— begin Excerpt provided —
CUs Lend Members a Hand
When the economy went down, CUs stepped up.
During the worst economy since the Great Depression, credit unions did what banks wouldn’t: They stood by their members and extended financial lifelines to those in need. They went the extra mile to help members in financial turmoil.
The worst of economic times tends to bring out the best in credit unions. The not-for-profit, cooperative business model was born in times of economic hardship. It still shines bright during dark days.
Credit unions returned nearly $6 billion to their communities in the form of lower interest rates, higher savings rates, and lower or fewer fees during the 12 months preceding Sept. 30, 2012, CUNA reports (“The benefits of membership,” p. 30).
Their efforts reinforced what most in the industry already knew: What’s good for members is also good for the bottom line. And what’s good for members and credit unions is good for the entire community.
E.J. Donaghey, president/CEO of $270 million asset University of Illinois Employees Credit Union (UIECU) in Champaign, knew difficult days were coming to his community when the university announced sweeping furloughs in 2010 to address a budget shortfall.
“Unemployment was going up, banks weren’t lending, and members were talking about it all in our lobby,” Donaghey says. He knew the credit union had to respond to the pervasive media coverage about the poor economy and the university’s financial woes and layoffs.
— end Excerpt provided —
> **Aim**
Continue the article on credit unions helping members through the economic downturn, starting after its last sentence.
— begin Recorded information —
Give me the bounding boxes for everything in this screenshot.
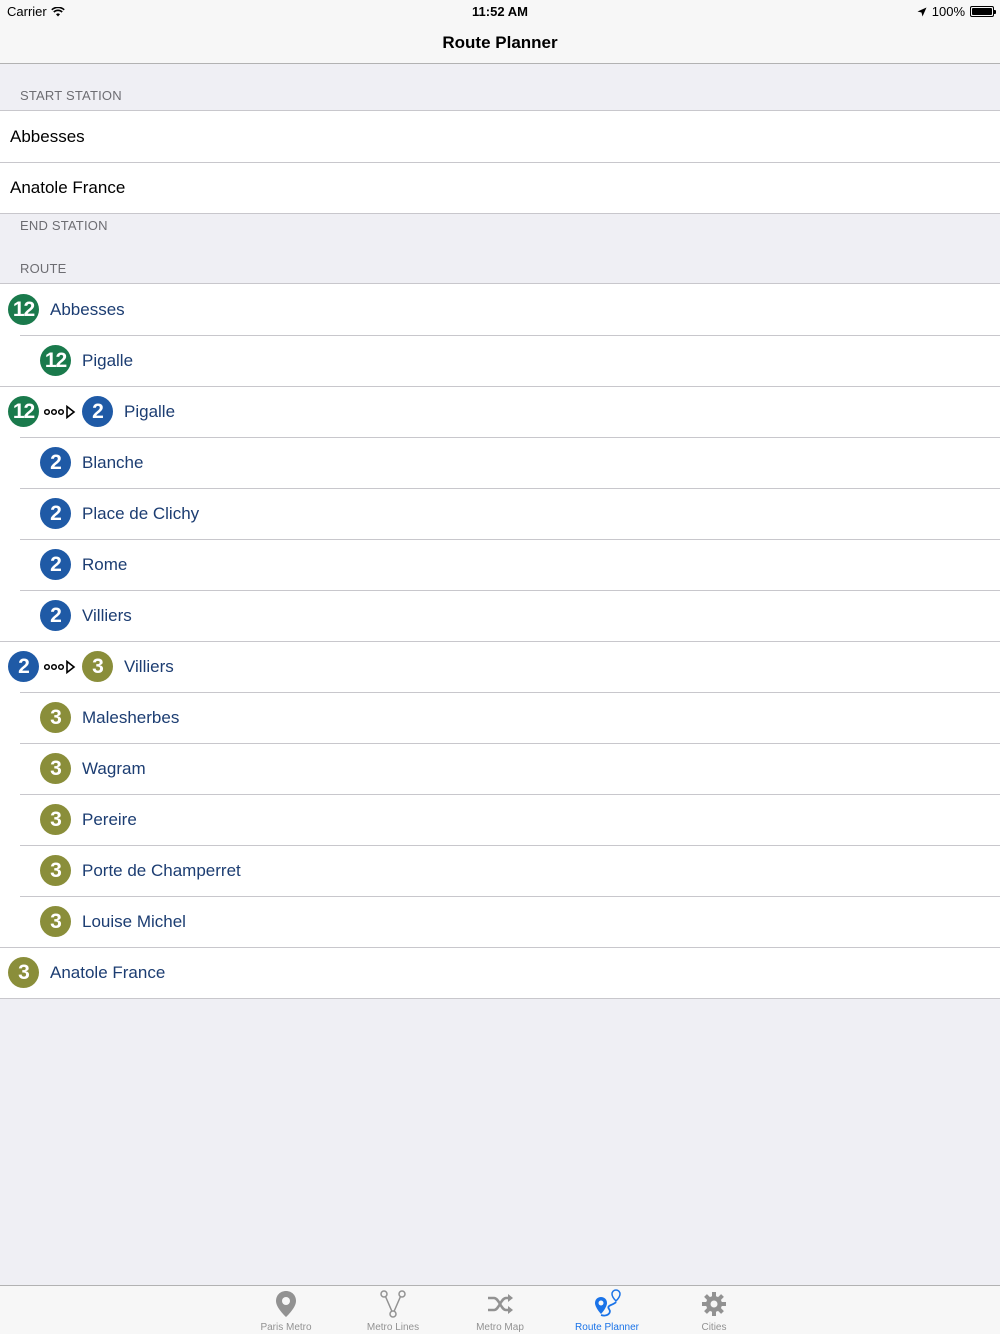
— end Recorded information —
> **Exercise result**
The first step was to compile a menu of existing products and services for members experiencing financial hardship. UIECU created a page on its website titled “Financial Relief” for these resources. It told members about these resources in emails, on its website (uiecu.org), and through newsletters and advertisements.
“Members don’t always know where to look for this information,” says Keon Conerly, assistant vice president of marketing and public relations. That’s exactly why the credit union communicates its offerings in terms of problems and solutions rather than products and services.
Beyond the Financial Relief menu of products and services on its website, Donaghey says a critical component of its financial assistance is its willingness to align lending standards with its membership. In other words, the credit union accepts a higher level of risk to continue lending even as members’ credit ratings declined.
“We felt the credit union needed to follow members’ credit needs,” he says.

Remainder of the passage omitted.